Assigned task A
In the comment thread about spy shows, which character from Torchwood does Gategrrl describe as seeming more and more damaged as the show goes on?
Assigned task B
Print the comment thread about spy shows from "I’d really like" to "c’est la vie)".
Assigned task C
Carry on the comment thread about spy shows, starting after its final sentence.

Text block

    Now, I have known people who had horrid childhoods and came out as sunny and happy as Sydney, and you know what? All of them mad as march hares. Turn your back, and they stabbed it – all the while smiling politely and asking if you’d like more coffee. But Sydney doesn’t seem to be that type, either.

    I know that’s more psychoanalysis than the show is worth, LOL, but my point is that something about the show always rang very false and very different from other spy shows, and this is what it is.

    I’d really like to see a woman who’s a little bit twisted kick some ass as a spy.

  4. Gategrrl says

    Don’t know if she’d fit the twisted mold, but Gwen on Torchwood comes across as more and more damaged as the show progresses. (not that it makes me like her any more… but, c’est la vie)

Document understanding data
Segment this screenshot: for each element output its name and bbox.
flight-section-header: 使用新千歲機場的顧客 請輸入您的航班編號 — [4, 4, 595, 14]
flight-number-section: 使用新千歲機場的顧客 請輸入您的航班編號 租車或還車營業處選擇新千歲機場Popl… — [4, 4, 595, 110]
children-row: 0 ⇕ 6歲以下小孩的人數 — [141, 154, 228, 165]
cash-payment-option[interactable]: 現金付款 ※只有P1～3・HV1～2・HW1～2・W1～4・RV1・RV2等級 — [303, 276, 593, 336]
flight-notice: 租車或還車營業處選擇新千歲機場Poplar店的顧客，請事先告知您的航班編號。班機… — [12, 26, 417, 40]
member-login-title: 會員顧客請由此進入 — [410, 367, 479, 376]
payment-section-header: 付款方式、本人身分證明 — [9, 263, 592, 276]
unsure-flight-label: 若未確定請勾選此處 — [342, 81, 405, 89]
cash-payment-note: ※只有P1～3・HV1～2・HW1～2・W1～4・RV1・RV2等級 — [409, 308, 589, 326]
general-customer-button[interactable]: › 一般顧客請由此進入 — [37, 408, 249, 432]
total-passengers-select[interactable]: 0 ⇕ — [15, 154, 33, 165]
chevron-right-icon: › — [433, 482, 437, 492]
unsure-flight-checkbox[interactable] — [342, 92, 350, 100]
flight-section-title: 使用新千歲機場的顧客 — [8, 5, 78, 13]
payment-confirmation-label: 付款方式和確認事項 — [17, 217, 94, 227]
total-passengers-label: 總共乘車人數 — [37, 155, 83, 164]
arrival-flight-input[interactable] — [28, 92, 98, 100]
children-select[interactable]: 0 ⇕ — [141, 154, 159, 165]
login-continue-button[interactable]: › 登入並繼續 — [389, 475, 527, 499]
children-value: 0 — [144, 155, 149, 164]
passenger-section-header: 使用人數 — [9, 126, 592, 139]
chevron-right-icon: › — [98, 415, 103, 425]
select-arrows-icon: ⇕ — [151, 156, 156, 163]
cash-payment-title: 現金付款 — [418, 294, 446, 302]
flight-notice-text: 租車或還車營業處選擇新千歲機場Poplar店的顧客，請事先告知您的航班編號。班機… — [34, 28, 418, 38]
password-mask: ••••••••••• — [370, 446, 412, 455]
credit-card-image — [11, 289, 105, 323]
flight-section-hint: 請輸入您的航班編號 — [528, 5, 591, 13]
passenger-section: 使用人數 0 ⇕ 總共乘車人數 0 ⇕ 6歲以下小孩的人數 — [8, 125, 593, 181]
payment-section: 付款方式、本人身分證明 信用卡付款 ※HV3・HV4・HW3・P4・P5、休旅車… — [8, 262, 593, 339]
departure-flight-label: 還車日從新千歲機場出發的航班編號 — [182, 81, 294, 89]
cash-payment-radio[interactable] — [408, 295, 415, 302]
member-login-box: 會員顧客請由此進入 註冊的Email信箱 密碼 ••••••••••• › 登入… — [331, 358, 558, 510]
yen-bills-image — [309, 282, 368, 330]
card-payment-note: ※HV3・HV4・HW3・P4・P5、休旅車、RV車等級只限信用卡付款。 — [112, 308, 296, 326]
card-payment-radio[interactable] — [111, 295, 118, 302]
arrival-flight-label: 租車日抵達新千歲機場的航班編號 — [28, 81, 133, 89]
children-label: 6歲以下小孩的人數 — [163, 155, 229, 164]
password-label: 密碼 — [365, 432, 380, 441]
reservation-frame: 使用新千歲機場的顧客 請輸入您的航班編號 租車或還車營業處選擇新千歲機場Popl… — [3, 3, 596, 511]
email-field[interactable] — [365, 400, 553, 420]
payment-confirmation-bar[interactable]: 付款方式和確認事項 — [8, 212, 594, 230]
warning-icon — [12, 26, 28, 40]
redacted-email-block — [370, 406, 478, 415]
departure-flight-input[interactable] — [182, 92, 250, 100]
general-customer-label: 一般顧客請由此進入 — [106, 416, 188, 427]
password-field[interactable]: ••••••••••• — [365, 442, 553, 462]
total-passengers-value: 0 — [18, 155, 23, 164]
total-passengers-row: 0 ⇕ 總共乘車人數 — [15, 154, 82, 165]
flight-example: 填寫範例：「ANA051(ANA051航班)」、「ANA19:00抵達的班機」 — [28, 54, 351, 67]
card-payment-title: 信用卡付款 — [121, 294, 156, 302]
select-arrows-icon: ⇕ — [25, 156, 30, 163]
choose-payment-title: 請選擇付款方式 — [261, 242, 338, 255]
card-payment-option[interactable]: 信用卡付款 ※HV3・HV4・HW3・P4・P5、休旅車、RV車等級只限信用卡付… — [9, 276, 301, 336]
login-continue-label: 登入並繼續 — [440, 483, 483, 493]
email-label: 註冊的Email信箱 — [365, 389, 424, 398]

Output A
Gwen

Output B
I’d really like to see a woman who’s a little bit twisted kick some ass as a spy.

  4. Gategrrl says

    Don’t know if she’d fit the twisted mold, but Gwen on Torchwood comes across as more and more damaged as the show progresses. (not that it makes me like her any more… but, c’est la vie)

Output C
  5. SunlessNick says

    Thinking about this article, I’ve come to the conclusion that Alias seems to be jammed between two different spy genres: the type with long-term intrigue, demanding compromise of self and morality; and the type where adversaries are clear-cut and bounded, and choices are simple (James Bond could never hack it in Jack and Irina’s world).

    Most of the older characters fit neatly into the first mould, as do Dixon and the struggle against the Alliance, and Sloane’s additional agendas. Syd lies and betrays; even her sparky niceness seems like a persona in season 2, evidence more of a fractured identity than a strong moral centre.

    Vaughn and the Covenant fit into the latter mould, I think. Lauren I’d put in here too, and Sark when he’s around her. In season 4 Syd has a much more “pure fluff and good” air, and she becomes more of a girl than a woman (perhaps because, as Jack said, Vaughn’s a boy).

    Weiss and Will are the only ones that manage IMO to straddle the gap between the genres without falling in. But the longer the show went on, the more it drifted into the simpler patterns.

  6. marco says

    I guess I agree, especially because I view her as stupid since her willful breach of security in the pilot (a trite reason to make her realize SD-6 was the enemy if there ever was one) and as the episodes passed I NEVER believed she could be a spy in ANY way.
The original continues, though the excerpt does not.